Extracts from a graphics dataset:
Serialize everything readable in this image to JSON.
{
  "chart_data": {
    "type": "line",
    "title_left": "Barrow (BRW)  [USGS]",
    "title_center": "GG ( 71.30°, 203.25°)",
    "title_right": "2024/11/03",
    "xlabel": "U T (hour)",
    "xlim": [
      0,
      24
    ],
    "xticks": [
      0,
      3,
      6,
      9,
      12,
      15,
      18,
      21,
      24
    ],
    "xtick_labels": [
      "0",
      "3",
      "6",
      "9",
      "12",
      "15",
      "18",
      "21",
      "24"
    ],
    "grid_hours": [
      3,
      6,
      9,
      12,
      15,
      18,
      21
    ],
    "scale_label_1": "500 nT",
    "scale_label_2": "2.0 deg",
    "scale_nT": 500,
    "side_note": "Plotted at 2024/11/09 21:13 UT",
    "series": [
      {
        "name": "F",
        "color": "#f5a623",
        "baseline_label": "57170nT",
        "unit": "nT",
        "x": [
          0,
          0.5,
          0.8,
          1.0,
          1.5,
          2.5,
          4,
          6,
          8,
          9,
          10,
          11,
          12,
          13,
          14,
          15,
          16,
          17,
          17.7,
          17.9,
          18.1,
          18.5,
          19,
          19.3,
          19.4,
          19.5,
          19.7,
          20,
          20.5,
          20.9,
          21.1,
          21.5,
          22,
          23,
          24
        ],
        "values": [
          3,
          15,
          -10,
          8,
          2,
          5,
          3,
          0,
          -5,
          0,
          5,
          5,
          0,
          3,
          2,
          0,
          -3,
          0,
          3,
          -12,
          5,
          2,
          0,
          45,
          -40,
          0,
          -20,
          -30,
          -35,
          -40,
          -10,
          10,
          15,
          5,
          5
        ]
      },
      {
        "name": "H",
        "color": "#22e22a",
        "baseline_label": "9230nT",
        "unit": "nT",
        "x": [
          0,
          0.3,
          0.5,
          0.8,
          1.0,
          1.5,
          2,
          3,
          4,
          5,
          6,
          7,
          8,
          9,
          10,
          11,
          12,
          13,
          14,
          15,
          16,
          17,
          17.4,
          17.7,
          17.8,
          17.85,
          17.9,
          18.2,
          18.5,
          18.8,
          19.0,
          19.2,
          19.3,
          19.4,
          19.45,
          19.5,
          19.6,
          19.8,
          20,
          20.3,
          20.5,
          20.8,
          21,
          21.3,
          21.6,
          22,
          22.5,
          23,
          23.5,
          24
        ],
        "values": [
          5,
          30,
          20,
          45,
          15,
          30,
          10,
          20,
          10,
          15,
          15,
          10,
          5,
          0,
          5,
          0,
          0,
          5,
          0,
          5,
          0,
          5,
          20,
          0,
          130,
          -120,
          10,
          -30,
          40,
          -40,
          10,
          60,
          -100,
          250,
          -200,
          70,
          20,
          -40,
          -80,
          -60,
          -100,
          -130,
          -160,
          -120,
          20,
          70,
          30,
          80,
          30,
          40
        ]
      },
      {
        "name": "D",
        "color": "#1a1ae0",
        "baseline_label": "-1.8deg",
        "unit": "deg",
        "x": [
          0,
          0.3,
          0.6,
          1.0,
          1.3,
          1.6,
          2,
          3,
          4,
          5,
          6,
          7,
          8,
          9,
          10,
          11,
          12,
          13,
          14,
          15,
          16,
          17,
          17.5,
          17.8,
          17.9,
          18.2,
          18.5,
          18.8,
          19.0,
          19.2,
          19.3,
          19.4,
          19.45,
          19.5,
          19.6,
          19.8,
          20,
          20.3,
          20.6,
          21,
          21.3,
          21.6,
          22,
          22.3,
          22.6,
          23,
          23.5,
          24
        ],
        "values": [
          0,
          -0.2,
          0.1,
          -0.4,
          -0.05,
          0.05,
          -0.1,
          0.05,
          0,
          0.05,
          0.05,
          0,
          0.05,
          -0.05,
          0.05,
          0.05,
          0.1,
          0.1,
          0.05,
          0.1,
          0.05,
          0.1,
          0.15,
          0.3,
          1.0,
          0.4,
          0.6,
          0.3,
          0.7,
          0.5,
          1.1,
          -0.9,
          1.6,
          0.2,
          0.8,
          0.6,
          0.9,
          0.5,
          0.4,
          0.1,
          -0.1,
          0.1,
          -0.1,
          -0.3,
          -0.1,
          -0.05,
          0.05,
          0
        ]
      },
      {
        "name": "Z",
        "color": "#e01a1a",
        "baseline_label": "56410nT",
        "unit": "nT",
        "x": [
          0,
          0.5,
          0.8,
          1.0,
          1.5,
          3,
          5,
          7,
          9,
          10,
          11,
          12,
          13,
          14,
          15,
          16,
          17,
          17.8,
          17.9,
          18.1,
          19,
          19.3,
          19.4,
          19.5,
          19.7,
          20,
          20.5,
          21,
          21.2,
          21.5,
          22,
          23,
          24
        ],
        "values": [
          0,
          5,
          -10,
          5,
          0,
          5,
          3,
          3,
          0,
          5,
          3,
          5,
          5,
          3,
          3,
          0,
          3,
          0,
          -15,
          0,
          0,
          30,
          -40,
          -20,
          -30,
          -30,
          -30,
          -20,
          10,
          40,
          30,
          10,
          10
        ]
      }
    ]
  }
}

→ REQUIREMENTS: From the entries above, list each line with "color" in it.

→ OUTPUT OF THE EXERCISE:
        "color": "#f5a623",
        "color": "#22e22a",
        "color": "#1a1ae0",
        "color": "#e01a1a",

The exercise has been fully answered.